*Exercise*: Find the lines containing the word "редакции" and copy every one of them.

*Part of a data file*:
#####

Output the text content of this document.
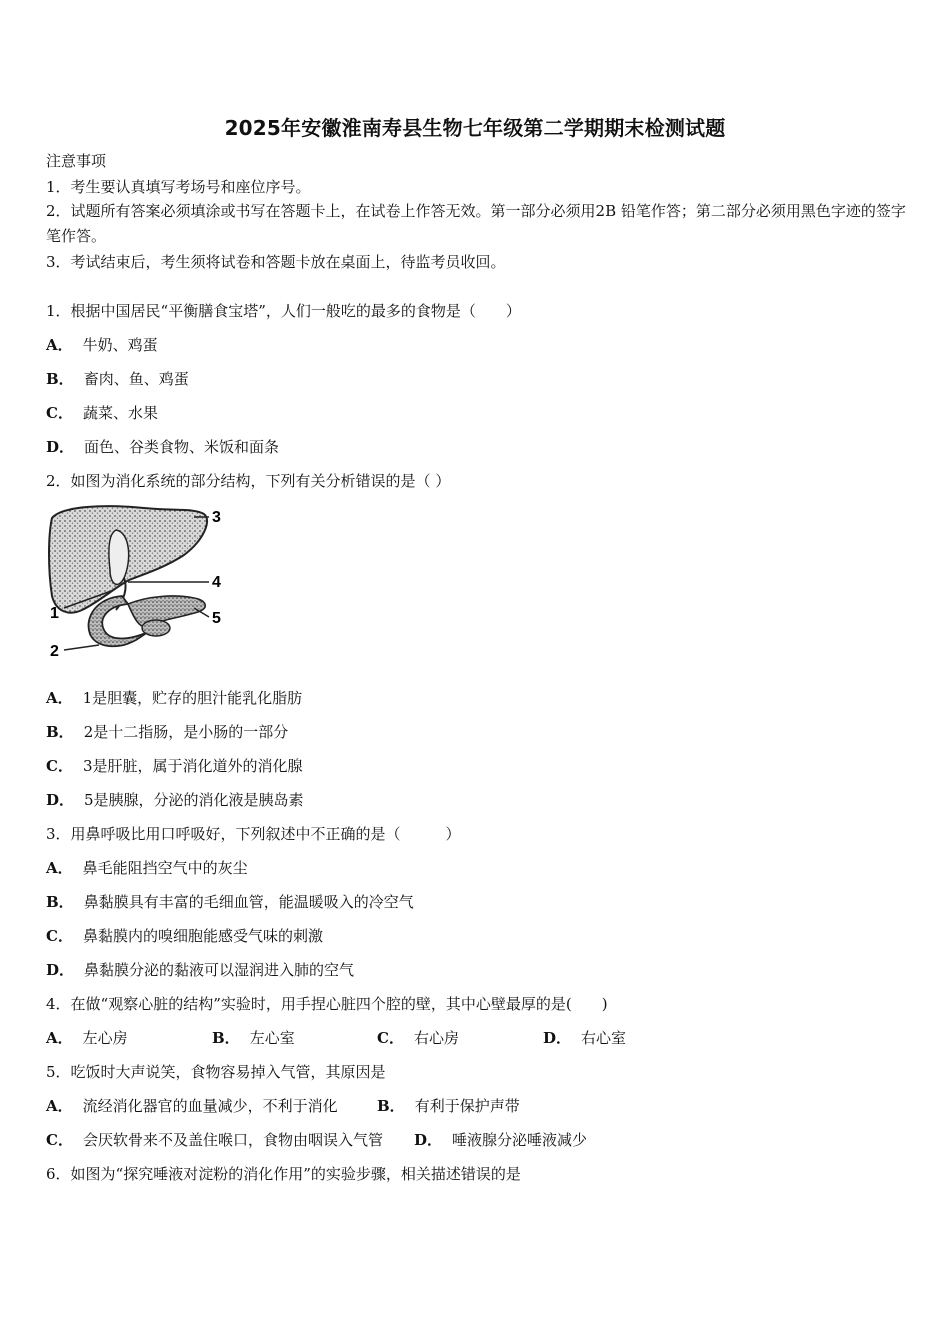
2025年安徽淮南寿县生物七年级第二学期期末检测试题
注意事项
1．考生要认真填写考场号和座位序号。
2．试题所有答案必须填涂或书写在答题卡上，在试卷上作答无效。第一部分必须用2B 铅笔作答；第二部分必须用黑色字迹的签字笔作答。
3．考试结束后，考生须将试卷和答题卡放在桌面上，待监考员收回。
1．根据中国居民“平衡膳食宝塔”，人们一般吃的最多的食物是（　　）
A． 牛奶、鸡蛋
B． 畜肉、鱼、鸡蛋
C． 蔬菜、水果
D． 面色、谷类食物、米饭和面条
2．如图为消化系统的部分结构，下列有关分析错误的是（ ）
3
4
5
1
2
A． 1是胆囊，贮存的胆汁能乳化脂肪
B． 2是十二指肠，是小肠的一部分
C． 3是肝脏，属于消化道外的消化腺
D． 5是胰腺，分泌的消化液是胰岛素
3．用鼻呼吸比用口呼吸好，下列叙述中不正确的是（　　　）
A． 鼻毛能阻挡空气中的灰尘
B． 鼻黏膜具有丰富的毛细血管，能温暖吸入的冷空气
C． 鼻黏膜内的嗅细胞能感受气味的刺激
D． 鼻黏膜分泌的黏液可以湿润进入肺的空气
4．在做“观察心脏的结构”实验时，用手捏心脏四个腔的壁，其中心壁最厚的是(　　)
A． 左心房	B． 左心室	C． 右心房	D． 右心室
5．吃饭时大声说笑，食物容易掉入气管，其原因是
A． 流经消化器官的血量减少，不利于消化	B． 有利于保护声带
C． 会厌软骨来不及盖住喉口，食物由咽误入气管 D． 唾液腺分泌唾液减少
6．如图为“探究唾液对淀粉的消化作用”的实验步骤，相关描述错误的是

#####

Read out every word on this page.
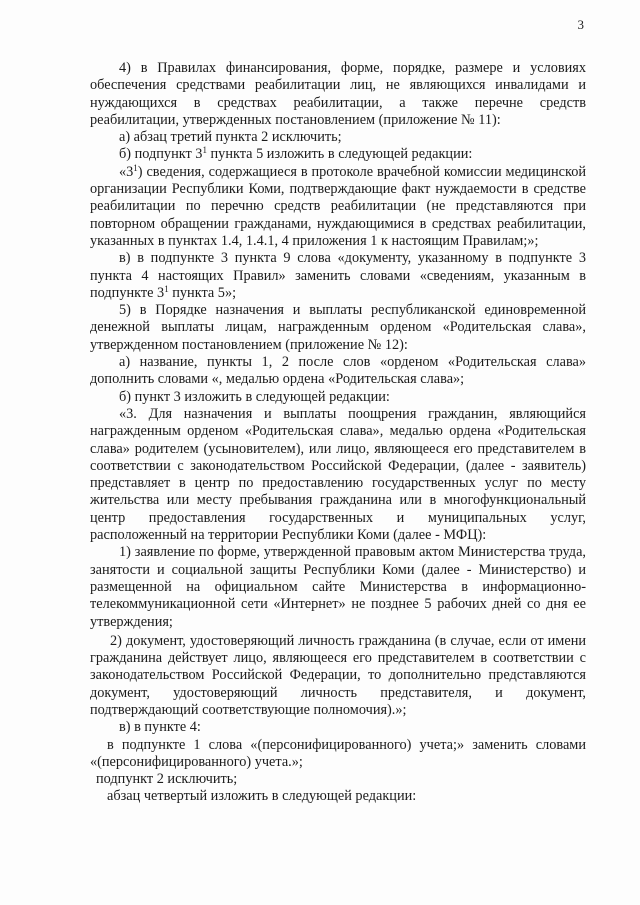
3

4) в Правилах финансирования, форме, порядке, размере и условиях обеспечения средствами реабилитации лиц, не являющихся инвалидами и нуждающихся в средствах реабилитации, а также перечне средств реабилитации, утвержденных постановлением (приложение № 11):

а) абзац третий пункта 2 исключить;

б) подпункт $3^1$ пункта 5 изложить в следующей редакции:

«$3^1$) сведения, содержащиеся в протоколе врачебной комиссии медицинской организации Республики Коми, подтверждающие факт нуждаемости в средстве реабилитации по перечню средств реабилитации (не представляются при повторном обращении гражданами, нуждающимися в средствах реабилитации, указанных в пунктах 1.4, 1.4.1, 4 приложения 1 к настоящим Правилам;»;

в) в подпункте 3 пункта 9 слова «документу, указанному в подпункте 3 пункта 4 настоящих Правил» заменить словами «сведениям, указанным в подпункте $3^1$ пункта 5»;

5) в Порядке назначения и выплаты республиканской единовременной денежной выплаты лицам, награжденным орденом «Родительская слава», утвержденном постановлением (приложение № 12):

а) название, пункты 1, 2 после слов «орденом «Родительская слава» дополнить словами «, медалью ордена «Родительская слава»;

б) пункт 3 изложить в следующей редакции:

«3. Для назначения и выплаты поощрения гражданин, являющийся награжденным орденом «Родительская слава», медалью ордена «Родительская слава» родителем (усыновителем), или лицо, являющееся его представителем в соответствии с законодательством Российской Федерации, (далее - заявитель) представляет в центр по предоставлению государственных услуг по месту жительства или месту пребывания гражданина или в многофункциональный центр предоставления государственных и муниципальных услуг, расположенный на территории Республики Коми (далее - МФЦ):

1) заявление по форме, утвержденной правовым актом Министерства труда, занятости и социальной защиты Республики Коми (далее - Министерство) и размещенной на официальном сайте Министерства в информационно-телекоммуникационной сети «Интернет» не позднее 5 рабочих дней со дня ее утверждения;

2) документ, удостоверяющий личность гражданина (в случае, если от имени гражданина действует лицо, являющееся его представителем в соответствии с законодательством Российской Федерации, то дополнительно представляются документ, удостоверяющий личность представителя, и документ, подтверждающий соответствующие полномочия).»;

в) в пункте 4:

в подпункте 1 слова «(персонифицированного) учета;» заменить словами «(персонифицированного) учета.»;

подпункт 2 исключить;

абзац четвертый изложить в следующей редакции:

#####

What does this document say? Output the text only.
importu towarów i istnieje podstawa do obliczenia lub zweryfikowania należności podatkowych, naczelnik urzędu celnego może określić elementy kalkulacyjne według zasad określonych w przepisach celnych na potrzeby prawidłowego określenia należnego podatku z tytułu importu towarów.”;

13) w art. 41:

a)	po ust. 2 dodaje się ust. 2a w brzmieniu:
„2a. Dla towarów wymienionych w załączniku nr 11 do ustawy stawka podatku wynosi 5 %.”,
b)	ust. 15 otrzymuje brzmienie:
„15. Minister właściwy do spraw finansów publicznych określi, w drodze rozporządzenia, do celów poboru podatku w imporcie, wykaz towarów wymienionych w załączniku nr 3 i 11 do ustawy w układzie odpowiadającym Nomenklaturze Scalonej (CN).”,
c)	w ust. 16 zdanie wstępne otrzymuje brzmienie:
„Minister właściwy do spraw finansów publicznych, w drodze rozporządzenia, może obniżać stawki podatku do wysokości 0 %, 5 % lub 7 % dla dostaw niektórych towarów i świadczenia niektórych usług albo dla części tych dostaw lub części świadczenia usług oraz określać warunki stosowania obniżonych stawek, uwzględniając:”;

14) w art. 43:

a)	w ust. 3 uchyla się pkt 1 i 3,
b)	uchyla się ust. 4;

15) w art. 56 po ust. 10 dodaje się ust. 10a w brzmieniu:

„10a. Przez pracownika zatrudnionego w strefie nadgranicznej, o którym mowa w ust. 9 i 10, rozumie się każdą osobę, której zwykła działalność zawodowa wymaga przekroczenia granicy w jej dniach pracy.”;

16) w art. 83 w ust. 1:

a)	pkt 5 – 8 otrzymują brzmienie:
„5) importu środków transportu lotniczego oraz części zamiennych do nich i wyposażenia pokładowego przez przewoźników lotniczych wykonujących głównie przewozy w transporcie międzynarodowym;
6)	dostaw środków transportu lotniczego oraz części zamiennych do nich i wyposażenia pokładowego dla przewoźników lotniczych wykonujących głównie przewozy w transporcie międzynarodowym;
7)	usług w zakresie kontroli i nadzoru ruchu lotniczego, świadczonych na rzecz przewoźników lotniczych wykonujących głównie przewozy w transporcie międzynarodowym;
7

#####

*Result of the exercise*:
б) подпункт $3^1$ пункта 5 изложить в следующей редакции:
б) пункт 3 изложить в следующей редакции:
абзац четвертый изложить в следующей редакции:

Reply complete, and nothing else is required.